## EXERCISE DETAILS
The listing beneath should be written out in full, exactly as shown.

## DATASET EXTRACT
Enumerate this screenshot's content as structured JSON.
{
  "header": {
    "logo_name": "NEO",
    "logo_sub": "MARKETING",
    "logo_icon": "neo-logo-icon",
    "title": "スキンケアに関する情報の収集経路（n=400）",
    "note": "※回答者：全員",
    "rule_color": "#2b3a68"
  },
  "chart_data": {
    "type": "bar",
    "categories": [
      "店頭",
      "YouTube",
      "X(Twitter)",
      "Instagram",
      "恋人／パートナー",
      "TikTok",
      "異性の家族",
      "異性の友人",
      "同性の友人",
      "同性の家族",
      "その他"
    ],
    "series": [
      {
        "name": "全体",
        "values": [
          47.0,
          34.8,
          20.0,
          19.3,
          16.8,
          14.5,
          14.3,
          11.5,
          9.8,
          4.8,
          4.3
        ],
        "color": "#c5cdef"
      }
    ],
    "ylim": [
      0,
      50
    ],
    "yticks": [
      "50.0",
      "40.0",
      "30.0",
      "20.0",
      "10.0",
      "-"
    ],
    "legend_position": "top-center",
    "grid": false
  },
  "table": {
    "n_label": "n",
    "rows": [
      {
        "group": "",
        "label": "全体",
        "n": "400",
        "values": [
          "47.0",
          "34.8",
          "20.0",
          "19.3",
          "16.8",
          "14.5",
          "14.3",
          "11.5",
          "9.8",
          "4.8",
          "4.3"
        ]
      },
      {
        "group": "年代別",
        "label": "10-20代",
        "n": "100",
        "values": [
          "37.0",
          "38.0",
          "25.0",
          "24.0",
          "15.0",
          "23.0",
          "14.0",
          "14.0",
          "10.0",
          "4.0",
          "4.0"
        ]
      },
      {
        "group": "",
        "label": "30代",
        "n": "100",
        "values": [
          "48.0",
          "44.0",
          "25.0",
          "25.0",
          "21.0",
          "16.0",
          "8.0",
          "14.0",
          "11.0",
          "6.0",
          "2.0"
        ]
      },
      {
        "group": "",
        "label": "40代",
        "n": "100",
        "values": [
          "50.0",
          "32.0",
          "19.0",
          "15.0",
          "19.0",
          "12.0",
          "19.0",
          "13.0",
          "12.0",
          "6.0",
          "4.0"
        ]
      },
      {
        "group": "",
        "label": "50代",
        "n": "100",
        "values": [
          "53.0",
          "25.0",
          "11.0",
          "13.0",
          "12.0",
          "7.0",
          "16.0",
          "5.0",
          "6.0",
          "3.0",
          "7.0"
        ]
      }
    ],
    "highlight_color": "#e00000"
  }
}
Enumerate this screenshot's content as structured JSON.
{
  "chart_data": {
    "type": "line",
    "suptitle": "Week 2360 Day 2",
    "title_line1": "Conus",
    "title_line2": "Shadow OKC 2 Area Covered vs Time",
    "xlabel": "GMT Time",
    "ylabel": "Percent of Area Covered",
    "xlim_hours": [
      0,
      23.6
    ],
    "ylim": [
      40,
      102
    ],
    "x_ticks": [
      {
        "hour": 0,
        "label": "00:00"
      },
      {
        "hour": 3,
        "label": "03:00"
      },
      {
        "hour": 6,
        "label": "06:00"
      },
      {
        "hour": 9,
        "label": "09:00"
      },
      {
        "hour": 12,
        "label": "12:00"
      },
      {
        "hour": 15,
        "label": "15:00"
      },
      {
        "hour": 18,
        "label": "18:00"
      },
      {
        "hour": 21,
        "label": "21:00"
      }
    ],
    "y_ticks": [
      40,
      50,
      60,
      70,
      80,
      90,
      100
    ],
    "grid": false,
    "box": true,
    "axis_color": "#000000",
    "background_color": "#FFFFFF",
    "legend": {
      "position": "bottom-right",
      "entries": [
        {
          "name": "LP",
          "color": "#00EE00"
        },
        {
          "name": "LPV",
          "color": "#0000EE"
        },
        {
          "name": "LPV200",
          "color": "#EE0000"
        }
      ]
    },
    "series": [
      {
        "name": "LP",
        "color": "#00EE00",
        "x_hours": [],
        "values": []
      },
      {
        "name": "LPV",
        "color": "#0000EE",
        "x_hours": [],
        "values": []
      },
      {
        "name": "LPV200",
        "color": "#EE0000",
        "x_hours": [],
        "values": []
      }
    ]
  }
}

## SOLUTION
Enumerate this screenshot's content as structured JSON.
{
  "header": {
    "logo_name": "NEO",
    "logo_sub": "MARKETING",
    "logo_icon": "neo-logo-icon",
    "title": "スキンケアに関する情報の収集経路（n=400）",
    "note": "※回答者：全員",
    "rule_color": "#2b3a68"
  },
  "chart_data": {
    "type": "bar",
    "categories": [
      "店頭",
      "YouTube",
      "X(Twitter)",
      "Instagram",
      "恋人／パートナー",
      "TikTok",
      "異性の家族",
      "異性の友人",
      "同性の友人",
      "同性の家族",
      "その他"
    ],
    "series": [
      {
        "name": "全体",
        "values": [
          47.0,
          34.8,
          20.0,
          19.3,
          16.8,
          14.5,
          14.3,
          11.5,
          9.8,
          4.8,
          4.3
        ],
        "color": "#c5cdef"
      }
    ],
    "ylim": [
      0,
      50
    ],
    "yticks": [
      "50.0",
      "40.0",
      "30.0",
      "20.0",
      "10.0",
      "-"
    ],
    "legend_position": "top-center",
    "grid": false
  },
  "table": {
    "n_label": "n",
    "rows": [
      {
        "group": "",
        "label": "全体",
        "n": "400",
        "values": [
          "47.0",
          "34.8",
          "20.0",
          "19.3",
          "16.8",
          "14.5",
          "14.3",
          "11.5",
          "9.8",
          "4.8",
          "4.3"
        ]
      },
      {
        "group": "年代別",
        "label": "10-20代",
        "n": "100",
        "values": [
          "37.0",
          "38.0",
          "25.0",
          "24.0",
          "15.0",
          "23.0",
          "14.0",
          "14.0",
          "10.0",
          "4.0",
          "4.0"
        ]
      },
      {
        "group": "",
        "label": "30代",
        "n": "100",
        "values": [
          "48.0",
          "44.0",
          "25.0",
          "25.0",
          "21.0",
          "16.0",
          "8.0",
          "14.0",
          "11.0",
          "6.0",
          "2.0"
        ]
      },
      {
        "group": "",
        "label": "40代",
        "n": "100",
        "values": [
          "50.0",
          "32.0",
          "19.0",
          "15.0",
          "19.0",
          "12.0",
          "19.0",
          "13.0",
          "12.0",
          "6.0",
          "4.0"
        ]
      },
      {
        "group": "",
        "label": "50代",
        "n": "100",
        "values": [
          "53.0",
          "25.0",
          "11.0",
          "13.0",
          "12.0",
          "7.0",
          "16.0",
          "5.0",
          "6.0",
          "3.0",
          "7.0"
        ]
      }
    ],
    "highlight_color": "#e00000"
  }
}
Enumerate this screenshot's content as structured JSON.
{
  "chart_data": {
    "type": "line",
    "suptitle": "Week 2360 Day 2",
    "title_line1": "Conus",
    "title_line2": "Shadow OKC 2 Area Covered vs Time",
    "xlabel": "GMT Time",
    "ylabel": "Percent of Area Covered",
    "xlim_hours": [
      0,
      23.6
    ],
    "ylim": [
      40,
      102
    ],
    "x_ticks": [
      {
        "hour": 0,
        "label": "00:00"
      },
      {
        "hour": 3,
        "label": "03:00"
      },
      {
        "hour": 6,
        "label": "06:00"
      },
      {
        "hour": 9,
        "label": "09:00"
      },
      {
        "hour": 12,
        "label": "12:00"
      },
      {
        "hour": 15,
        "label": "15:00"
      },
      {
        "hour": 18,
        "label": "18:00"
      },
      {
        "hour": 21,
        "label": "21:00"
      }
    ],
    "y_ticks": [
      40,
      50,
      60,
      70,
      80,
      90,
      100
    ],
    "grid": false,
    "box": true,
    "axis_color": "#000000",
    "background_color": "#FFFFFF",
    "legend": {
      "position": "bottom-right",
      "entries": [
        {
          "name": "LP",
          "color": "#00EE00"
        },
        {
          "name": "LPV",
          "color": "#0000EE"
        },
        {
          "name": "LPV200",
          "color": "#EE0000"
        }
      ]
    },
    "series": [
      {
        "name": "LP",
        "color": "#00EE00",
        "x_hours": [],
        "values": []
      },
      {
        "name": "LPV",
        "color": "#0000EE",
        "x_hours": [],
        "values": []
      },
      {
        "name": "LPV200",
        "color": "#EE0000",
        "x_hours": [],
        "values": []
      }
    ]
  }
}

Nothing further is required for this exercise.